EXERCISE PROMPT - Filter this material down to the lines that hold "Santos", copying each one.

================================

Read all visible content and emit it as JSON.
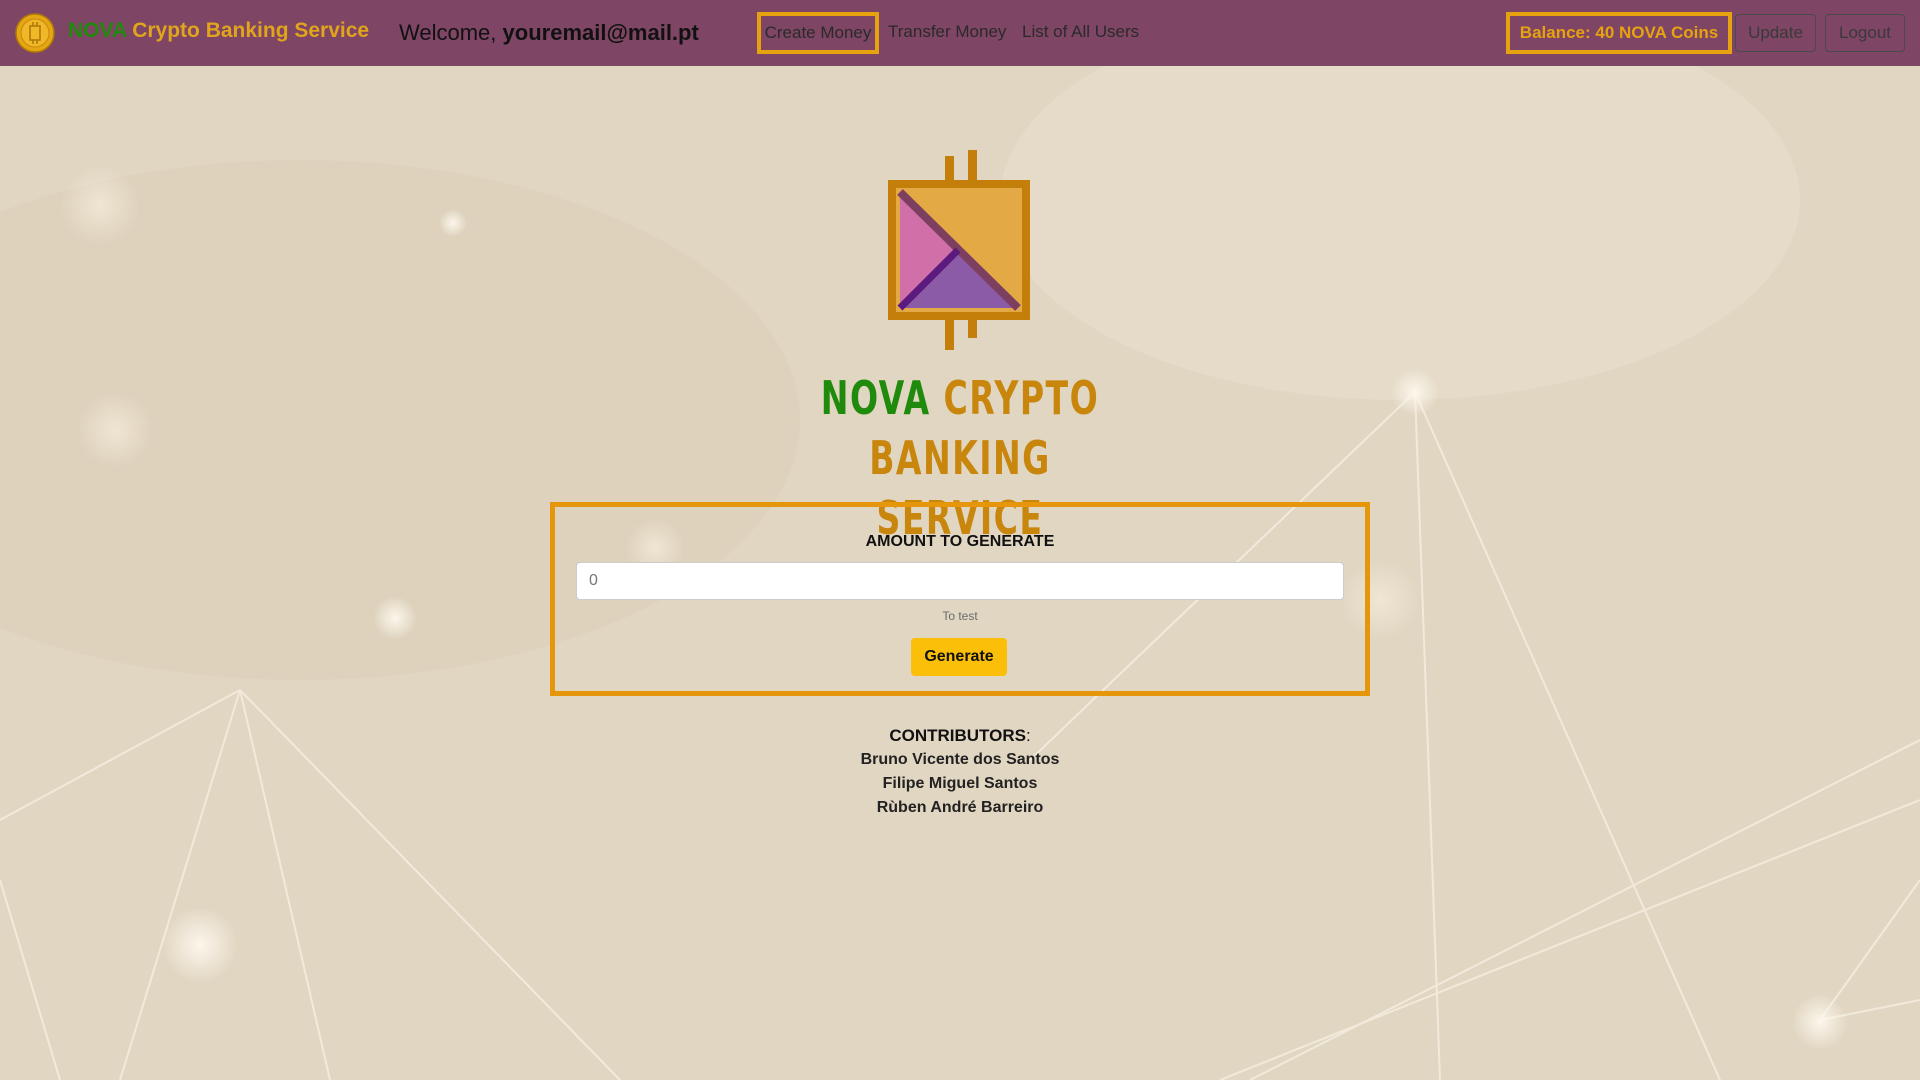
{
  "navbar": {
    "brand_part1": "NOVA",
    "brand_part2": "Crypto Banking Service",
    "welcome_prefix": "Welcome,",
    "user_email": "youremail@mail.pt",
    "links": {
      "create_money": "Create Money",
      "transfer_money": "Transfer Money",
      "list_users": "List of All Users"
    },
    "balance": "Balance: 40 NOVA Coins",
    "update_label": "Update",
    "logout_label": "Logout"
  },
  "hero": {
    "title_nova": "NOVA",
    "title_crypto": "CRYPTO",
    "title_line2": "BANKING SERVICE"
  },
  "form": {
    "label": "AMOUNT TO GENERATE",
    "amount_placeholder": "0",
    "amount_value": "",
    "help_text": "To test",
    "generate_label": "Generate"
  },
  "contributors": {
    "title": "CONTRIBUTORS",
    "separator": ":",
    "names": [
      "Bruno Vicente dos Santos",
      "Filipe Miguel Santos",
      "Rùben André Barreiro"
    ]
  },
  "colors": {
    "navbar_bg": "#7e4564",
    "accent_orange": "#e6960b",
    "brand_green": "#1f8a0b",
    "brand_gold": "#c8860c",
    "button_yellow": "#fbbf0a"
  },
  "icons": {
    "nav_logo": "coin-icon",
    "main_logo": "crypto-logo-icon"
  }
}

================================

RESULT -
      "Bruno Vicente dos Santos",
      "Filipe Miguel Santos",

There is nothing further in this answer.